_Challenge_. Repeat the entire listing exactly as written.

_Material for the task_.
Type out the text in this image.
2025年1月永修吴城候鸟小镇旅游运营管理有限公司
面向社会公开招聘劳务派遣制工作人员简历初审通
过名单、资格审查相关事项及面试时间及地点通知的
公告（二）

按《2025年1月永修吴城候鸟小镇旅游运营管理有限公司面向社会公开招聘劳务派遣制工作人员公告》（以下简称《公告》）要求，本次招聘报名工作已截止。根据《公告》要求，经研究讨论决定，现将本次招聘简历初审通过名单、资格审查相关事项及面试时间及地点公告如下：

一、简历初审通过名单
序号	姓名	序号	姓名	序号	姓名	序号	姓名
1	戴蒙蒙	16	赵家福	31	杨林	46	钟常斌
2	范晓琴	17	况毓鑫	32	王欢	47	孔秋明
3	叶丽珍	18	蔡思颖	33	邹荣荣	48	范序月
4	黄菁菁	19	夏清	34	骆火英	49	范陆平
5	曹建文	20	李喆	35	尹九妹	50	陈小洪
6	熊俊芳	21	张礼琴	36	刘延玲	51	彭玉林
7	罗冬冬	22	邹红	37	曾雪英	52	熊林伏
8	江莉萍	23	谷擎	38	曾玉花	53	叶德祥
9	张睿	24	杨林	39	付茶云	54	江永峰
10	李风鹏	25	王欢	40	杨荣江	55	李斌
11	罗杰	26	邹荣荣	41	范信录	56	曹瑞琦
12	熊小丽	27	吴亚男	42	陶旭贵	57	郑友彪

_Solution to this exercise_.
Type out the text in this image.
2025年1月永修吴城候鸟小镇旅游运营管理有限公司
面向社会公开招聘劳务派遣制工作人员简历初审通
过名单、资格审查相关事项及面试时间及地点通知的
公告（二）

按《2025年1月永修吴城候鸟小镇旅游运营管理有限公司面向社会公开招聘劳务派遣制工作人员公告》（以下简称《公告》）要求，本次招聘报名工作已截止。根据《公告》要求，经研究讨论决定，现将本次招聘简历初审通过名单、资格审查相关事项及面试时间及地点公告如下：

一、简历初审通过名单
序号	姓名	序号	姓名	序号	姓名	序号	姓名
1	戴蒙蒙	16	赵家福	31	杨林	46	钟常斌
2	范晓琴	17	况毓鑫	32	王欢	47	孔秋明
3	叶丽珍	18	蔡思颖	33	邹荣荣	48	范序月
4	黄菁菁	19	夏清	34	骆火英	49	范陆平
5	曹建文	20	李喆	35	尹九妹	50	陈小洪
6	熊俊芳	21	张礼琴	36	刘延玲	51	彭玉林
7	罗冬冬	22	邹红	37	曾雪英	52	熊林伏
8	江莉萍	23	谷擎	38	曾玉花	53	叶德祥
9	张睿	24	杨林	39	付茶云	54	江永峰
10	李风鹏	25	王欢	40	杨荣江	55	李斌
11	罗杰	26	邹荣荣	41	范信录	56	曹瑞琦
12	熊小丽	27	吴亚男	42	陶旭贵	57	郑友彪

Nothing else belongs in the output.